Task instructions: Gather all lines in the entries that include the word "alapján".

Available records:

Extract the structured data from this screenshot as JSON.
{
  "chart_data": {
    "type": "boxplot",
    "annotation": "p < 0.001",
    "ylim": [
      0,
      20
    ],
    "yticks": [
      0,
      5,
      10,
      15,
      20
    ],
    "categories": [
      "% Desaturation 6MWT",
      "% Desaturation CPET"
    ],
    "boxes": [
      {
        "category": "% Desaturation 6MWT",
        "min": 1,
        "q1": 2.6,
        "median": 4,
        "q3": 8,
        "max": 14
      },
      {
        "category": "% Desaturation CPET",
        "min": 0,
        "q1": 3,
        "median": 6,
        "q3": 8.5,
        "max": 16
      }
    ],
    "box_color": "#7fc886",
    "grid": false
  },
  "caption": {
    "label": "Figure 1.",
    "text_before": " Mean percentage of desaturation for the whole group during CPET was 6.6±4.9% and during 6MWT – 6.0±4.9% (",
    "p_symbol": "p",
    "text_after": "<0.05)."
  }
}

==

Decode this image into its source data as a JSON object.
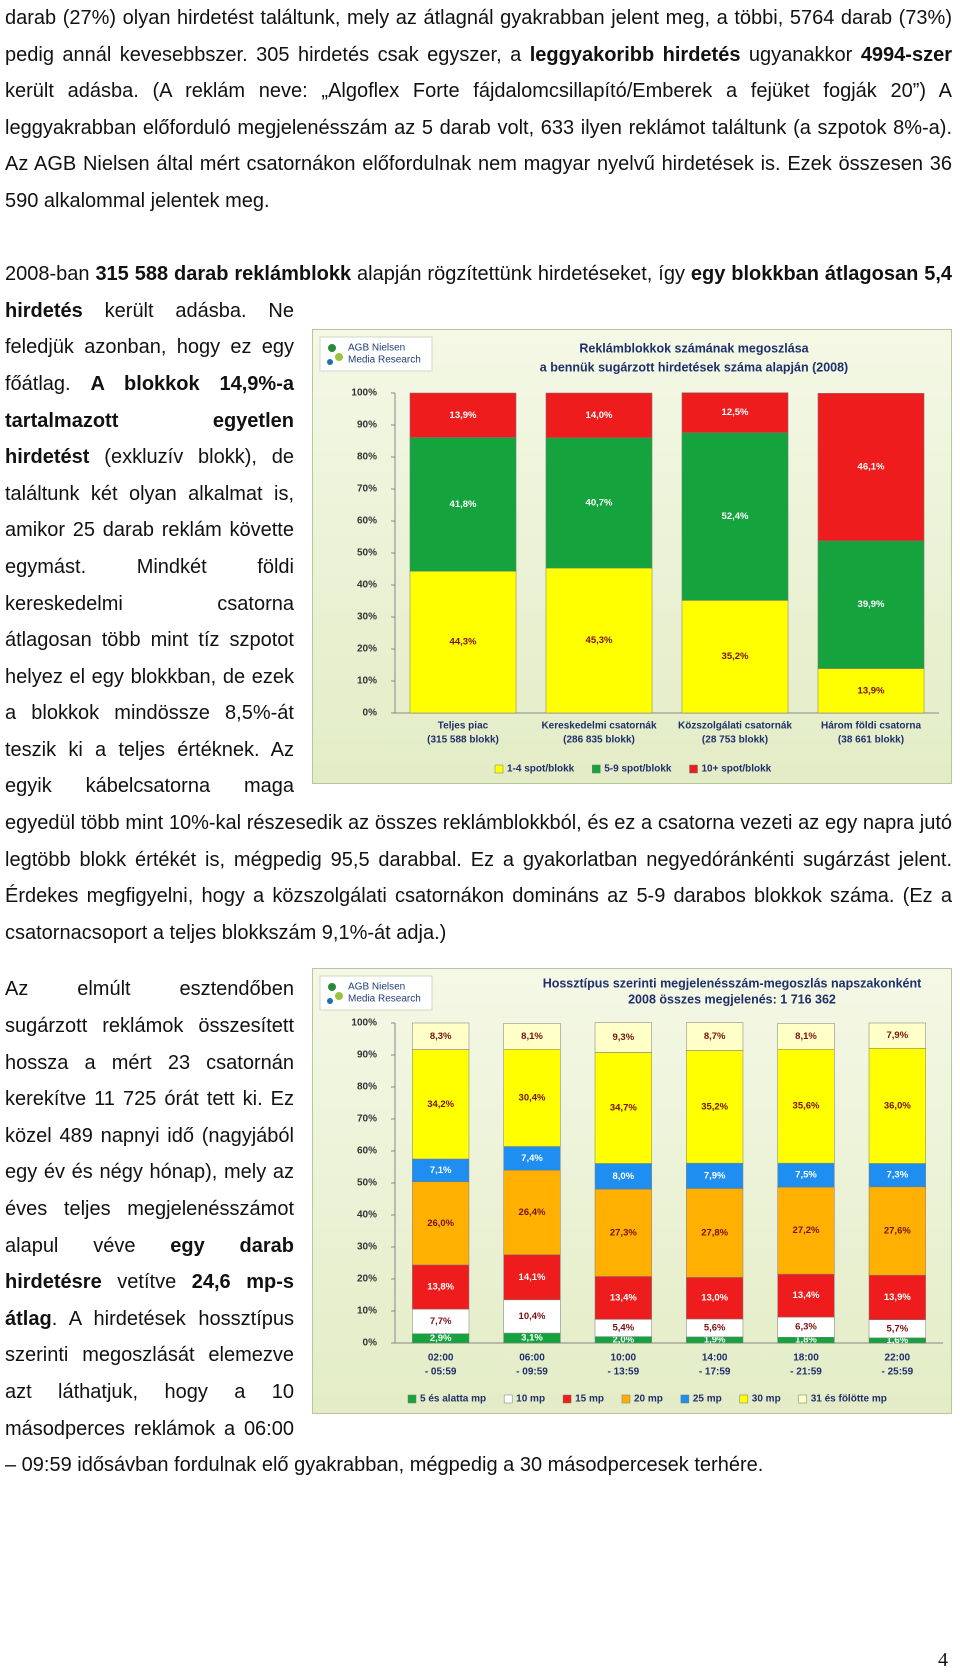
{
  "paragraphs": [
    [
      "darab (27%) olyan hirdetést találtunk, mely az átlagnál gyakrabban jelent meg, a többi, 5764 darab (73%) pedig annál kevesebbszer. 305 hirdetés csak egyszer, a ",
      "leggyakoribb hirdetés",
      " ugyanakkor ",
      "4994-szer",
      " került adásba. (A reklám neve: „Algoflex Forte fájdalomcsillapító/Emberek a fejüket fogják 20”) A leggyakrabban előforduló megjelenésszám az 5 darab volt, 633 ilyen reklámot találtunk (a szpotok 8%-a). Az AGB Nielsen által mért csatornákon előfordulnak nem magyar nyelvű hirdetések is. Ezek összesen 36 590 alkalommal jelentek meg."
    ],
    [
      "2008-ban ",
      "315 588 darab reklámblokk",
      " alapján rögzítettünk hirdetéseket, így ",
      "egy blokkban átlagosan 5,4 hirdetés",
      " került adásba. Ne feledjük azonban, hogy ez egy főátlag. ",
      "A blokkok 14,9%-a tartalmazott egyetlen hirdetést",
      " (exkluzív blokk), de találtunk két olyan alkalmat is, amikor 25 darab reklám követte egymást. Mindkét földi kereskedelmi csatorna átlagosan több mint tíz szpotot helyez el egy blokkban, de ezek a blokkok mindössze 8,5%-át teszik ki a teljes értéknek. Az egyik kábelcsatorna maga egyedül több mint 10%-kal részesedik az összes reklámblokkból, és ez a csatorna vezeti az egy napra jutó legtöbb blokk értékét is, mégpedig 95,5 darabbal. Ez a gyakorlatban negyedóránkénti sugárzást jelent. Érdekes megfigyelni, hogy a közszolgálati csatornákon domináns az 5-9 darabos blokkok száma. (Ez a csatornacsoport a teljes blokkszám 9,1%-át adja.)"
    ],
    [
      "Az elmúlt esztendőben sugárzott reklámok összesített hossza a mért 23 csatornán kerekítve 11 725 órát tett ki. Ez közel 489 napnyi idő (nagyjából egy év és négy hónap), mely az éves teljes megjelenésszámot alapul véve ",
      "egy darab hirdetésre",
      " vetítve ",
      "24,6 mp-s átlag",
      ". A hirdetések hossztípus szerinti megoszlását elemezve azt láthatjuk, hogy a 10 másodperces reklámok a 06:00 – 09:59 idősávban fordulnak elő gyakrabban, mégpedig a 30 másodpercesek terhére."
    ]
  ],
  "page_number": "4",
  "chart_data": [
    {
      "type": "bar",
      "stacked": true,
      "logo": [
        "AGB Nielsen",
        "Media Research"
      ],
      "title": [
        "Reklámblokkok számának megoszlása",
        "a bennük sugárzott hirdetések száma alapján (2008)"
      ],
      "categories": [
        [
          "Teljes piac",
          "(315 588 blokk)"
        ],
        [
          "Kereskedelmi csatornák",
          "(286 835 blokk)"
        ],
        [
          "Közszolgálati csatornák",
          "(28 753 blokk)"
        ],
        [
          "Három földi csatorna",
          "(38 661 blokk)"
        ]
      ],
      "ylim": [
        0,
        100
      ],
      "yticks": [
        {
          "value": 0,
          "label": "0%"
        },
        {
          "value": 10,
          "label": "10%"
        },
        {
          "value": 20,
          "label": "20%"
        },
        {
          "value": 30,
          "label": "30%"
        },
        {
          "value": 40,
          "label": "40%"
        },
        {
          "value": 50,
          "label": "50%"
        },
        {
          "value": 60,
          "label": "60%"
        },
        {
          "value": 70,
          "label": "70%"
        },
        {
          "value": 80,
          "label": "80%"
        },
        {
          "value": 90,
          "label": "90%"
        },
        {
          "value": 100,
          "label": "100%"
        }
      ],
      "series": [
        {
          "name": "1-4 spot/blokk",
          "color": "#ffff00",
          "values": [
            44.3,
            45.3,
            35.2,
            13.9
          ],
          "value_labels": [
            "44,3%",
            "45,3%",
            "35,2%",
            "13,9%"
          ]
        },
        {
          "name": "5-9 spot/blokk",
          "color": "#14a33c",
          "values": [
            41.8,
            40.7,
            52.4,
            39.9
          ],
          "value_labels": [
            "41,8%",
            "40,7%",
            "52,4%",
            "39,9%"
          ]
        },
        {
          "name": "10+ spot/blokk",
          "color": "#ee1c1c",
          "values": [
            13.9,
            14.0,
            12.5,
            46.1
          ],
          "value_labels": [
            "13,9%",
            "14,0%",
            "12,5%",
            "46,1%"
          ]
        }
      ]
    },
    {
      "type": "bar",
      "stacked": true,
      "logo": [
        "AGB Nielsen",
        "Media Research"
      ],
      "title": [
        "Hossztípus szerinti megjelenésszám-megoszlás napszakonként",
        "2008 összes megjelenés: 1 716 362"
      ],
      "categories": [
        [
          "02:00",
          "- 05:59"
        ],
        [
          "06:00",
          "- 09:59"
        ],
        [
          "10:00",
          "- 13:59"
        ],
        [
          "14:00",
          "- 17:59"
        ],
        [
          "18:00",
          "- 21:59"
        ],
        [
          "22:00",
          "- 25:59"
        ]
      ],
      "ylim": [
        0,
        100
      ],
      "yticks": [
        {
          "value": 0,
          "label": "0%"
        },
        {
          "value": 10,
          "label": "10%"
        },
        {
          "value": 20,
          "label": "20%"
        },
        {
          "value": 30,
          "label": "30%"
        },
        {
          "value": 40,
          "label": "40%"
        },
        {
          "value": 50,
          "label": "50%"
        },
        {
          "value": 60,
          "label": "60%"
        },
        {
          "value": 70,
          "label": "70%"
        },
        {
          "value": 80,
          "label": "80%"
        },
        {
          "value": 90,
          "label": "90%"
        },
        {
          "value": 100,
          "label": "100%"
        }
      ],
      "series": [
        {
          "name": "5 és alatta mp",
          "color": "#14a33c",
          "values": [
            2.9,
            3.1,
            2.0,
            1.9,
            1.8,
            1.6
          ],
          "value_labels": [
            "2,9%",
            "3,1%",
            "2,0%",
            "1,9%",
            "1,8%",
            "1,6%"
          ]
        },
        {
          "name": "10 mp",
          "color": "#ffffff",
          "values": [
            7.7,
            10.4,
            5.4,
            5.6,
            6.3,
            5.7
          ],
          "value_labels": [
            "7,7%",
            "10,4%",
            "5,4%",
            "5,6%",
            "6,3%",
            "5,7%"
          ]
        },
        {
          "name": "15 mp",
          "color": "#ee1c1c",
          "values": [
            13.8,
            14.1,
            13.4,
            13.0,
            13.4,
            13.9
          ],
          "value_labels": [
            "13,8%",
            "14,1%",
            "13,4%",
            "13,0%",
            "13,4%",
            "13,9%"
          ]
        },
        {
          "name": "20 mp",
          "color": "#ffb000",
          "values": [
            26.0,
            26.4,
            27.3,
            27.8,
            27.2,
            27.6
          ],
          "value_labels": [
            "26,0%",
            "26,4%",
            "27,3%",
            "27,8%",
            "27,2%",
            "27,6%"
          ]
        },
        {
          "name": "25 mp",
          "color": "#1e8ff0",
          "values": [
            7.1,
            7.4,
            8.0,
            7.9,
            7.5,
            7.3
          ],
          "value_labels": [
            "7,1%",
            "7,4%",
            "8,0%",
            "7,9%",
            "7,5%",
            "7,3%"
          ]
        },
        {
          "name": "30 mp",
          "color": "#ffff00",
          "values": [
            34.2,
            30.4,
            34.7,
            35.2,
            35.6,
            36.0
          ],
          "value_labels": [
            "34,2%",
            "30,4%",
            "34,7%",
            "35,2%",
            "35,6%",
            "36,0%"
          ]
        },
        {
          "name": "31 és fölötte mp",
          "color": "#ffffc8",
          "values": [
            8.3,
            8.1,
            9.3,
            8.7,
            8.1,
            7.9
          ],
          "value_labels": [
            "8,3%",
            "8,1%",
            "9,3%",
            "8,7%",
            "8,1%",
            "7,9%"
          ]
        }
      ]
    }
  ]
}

Solution for this exercise:
      " alapján rögzítettünk hirdetéseket, így ",
        "a bennük sugárzott hirdetések száma alapján (2008)"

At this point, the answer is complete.